WRITTEN INSTRUCTION: With the pictures omitted, write out the entries that follow exactly as they stand.
□ □ □
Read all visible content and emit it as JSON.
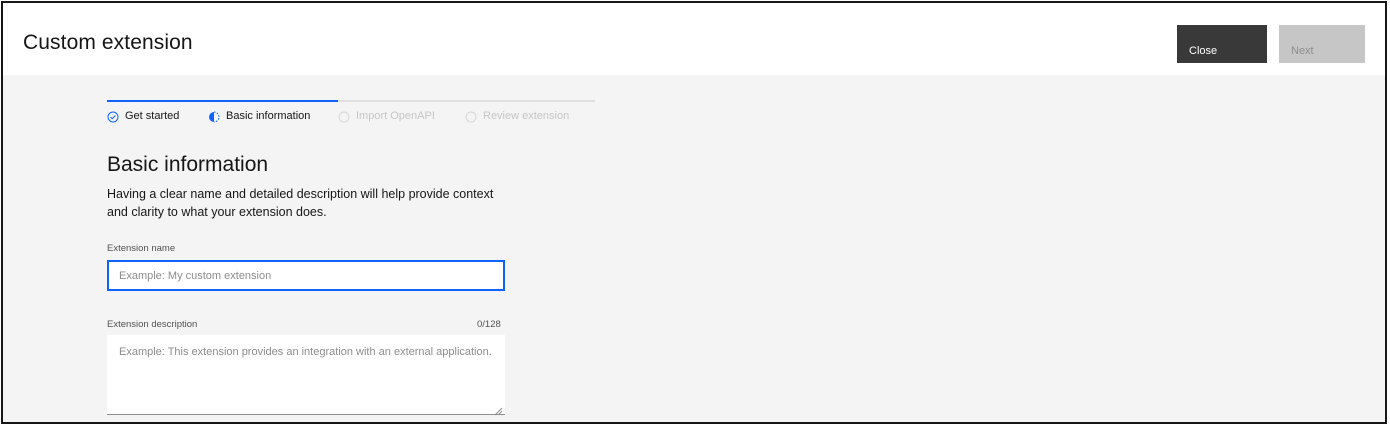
{
  "header": {
    "title": "Custom extension",
    "close_label": "Close",
    "next_label": "Next"
  },
  "progress": {
    "steps": [
      {
        "label": "Get started",
        "state": "complete",
        "icon": "checkmark-outline-icon"
      },
      {
        "label": "Basic information",
        "state": "current",
        "icon": "incomplete-half-icon"
      },
      {
        "label": "Import OpenAPI",
        "state": "incomplete",
        "icon": "circle-dash-icon"
      },
      {
        "label": "Review extension",
        "state": "incomplete",
        "icon": "circle-dash-icon"
      }
    ]
  },
  "main": {
    "title": "Basic information",
    "description": "Having a clear name and detailed description will help provide context and clarity to what your extension does.",
    "name_field": {
      "label": "Extension name",
      "placeholder": "Example: My custom extension",
      "value": ""
    },
    "description_field": {
      "label": "Extension description",
      "placeholder": "Example: This extension provides an integration with an external application.",
      "counter": "0/128",
      "value": ""
    }
  },
  "colors": {
    "accent": "#0f62fe",
    "close_button": "#393939",
    "next_button_disabled": "#c6c6c6",
    "background": "#f4f4f4"
  }
}
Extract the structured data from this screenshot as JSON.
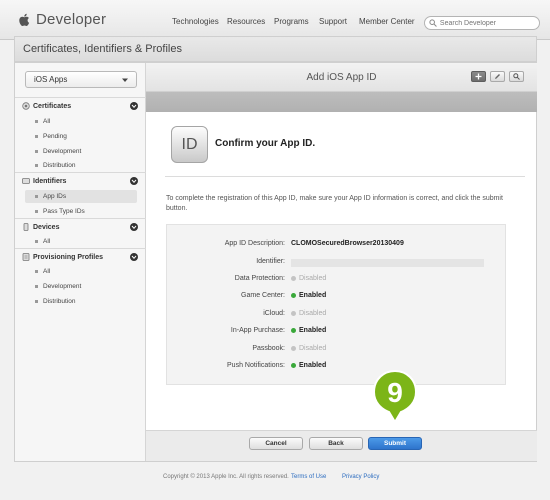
{
  "brand": {
    "name": "Developer"
  },
  "nav": {
    "items": [
      "Technologies",
      "Resources",
      "Programs",
      "Support",
      "Member Center"
    ]
  },
  "search": {
    "placeholder": "Search Developer"
  },
  "section": {
    "title": "Certificates, Identifiers & Profiles"
  },
  "sidebar": {
    "platform": "iOS Apps",
    "groups": [
      {
        "label": "Certificates",
        "items": [
          "All",
          "Pending",
          "Development",
          "Distribution"
        ]
      },
      {
        "label": "Identifiers",
        "items": [
          "App IDs",
          "Pass Type IDs"
        ],
        "active_item": "App IDs"
      },
      {
        "label": "Devices",
        "items": [
          "All"
        ]
      },
      {
        "label": "Provisioning Profiles",
        "items": [
          "All",
          "Development",
          "Distribution"
        ]
      }
    ]
  },
  "content": {
    "title": "Add iOS App ID",
    "badge": "ID",
    "heading": "Confirm your App ID.",
    "intro": "To complete the registration of this App ID, make sure your App ID information is correct, and click the submit button.",
    "details": [
      {
        "label": "App ID Description:",
        "value": "CLOMOSecuredBrowser20130409",
        "status": "text"
      },
      {
        "label": "Identifier:",
        "value": "",
        "status": "hidden"
      },
      {
        "label": "Data Protection:",
        "value": "Disabled",
        "status": "disabled"
      },
      {
        "label": "Game Center:",
        "value": "Enabled",
        "status": "enabled"
      },
      {
        "label": "iCloud:",
        "value": "Disabled",
        "status": "disabled"
      },
      {
        "label": "In-App Purchase:",
        "value": "Enabled",
        "status": "enabled"
      },
      {
        "label": "Passbook:",
        "value": "Disabled",
        "status": "disabled"
      },
      {
        "label": "Push Notifications:",
        "value": "Enabled",
        "status": "enabled"
      }
    ]
  },
  "buttons": {
    "cancel": "Cancel",
    "back": "Back",
    "submit": "Submit"
  },
  "step_marker": "9",
  "footer": {
    "copyright": "Copyright © 2013 Apple Inc. All rights reserved.",
    "terms": "Terms of Use",
    "privacy": "Privacy Policy"
  },
  "colors": {
    "accent": "#2e74cc",
    "enabled": "#3aa83a",
    "disabled": "#c4c4c4",
    "marker": "#7cb518"
  }
}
□ □ □
FINISHED TASK:
Read all visible content and emit it as JSON.
{
  "header": {
    "title": "Custom extension",
    "close_label": "Close",
    "next_label": "Next"
  },
  "progress": {
    "steps": [
      {
        "label": "Get started",
        "state": "complete",
        "icon": "checkmark-outline-icon"
      },
      {
        "label": "Basic information",
        "state": "current",
        "icon": "incomplete-half-icon"
      },
      {
        "label": "Import OpenAPI",
        "state": "incomplete",
        "icon": "circle-dash-icon"
      },
      {
        "label": "Review extension",
        "state": "incomplete",
        "icon": "circle-dash-icon"
      }
    ]
  },
  "main": {
    "title": "Basic information",
    "description": "Having a clear name and detailed description will help provide context and clarity to what your extension does.",
    "name_field": {
      "label": "Extension name",
      "placeholder": "Example: My custom extension",
      "value": ""
    },
    "description_field": {
      "label": "Extension description",
      "placeholder": "Example: This extension provides an integration with an external application.",
      "counter": "0/128",
      "value": ""
    }
  },
  "colors": {
    "accent": "#0f62fe",
    "close_button": "#393939",
    "next_button_disabled": "#c6c6c6",
    "background": "#f4f4f4"
  }
}
Extract the structured data from this screenshot as JSON.
{
  "brand": {
    "name": "Developer"
  },
  "nav": {
    "items": [
      "Technologies",
      "Resources",
      "Programs",
      "Support",
      "Member Center"
    ]
  },
  "search": {
    "placeholder": "Search Developer"
  },
  "section": {
    "title": "Certificates, Identifiers & Profiles"
  },
  "sidebar": {
    "platform": "iOS Apps",
    "groups": [
      {
        "label": "Certificates",
        "items": [
          "All",
          "Pending",
          "Development",
          "Distribution"
        ]
      },
      {
        "label": "Identifiers",
        "items": [
          "App IDs",
          "Pass Type IDs"
        ],
        "active_item": "App IDs"
      },
      {
        "label": "Devices",
        "items": [
          "All"
        ]
      },
      {
        "label": "Provisioning Profiles",
        "items": [
          "All",
          "Development",
          "Distribution"
        ]
      }
    ]
  },
  "content": {
    "title": "Add iOS App ID",
    "badge": "ID",
    "heading": "Confirm your App ID.",
    "intro": "To complete the registration of this App ID, make sure your App ID information is correct, and click the submit button.",
    "details": [
      {
        "label": "App ID Description:",
        "value": "CLOMOSecuredBrowser20130409",
        "status": "text"
      },
      {
        "label": "Identifier:",
        "value": "",
        "status": "hidden"
      },
      {
        "label": "Data Protection:",
        "value": "Disabled",
        "status": "disabled"
      },
      {
        "label": "Game Center:",
        "value": "Enabled",
        "status": "enabled"
      },
      {
        "label": "iCloud:",
        "value": "Disabled",
        "status": "disabled"
      },
      {
        "label": "In-App Purchase:",
        "value": "Enabled",
        "status": "enabled"
      },
      {
        "label": "Passbook:",
        "value": "Disabled",
        "status": "disabled"
      },
      {
        "label": "Push Notifications:",
        "value": "Enabled",
        "status": "enabled"
      }
    ]
  },
  "buttons": {
    "cancel": "Cancel",
    "back": "Back",
    "submit": "Submit"
  },
  "step_marker": "9",
  "footer": {
    "copyright": "Copyright © 2013 Apple Inc. All rights reserved.",
    "terms": "Terms of Use",
    "privacy": "Privacy Policy"
  },
  "colors": {
    "accent": "#2e74cc",
    "enabled": "#3aa83a",
    "disabled": "#c4c4c4",
    "marker": "#7cb518"
  }
}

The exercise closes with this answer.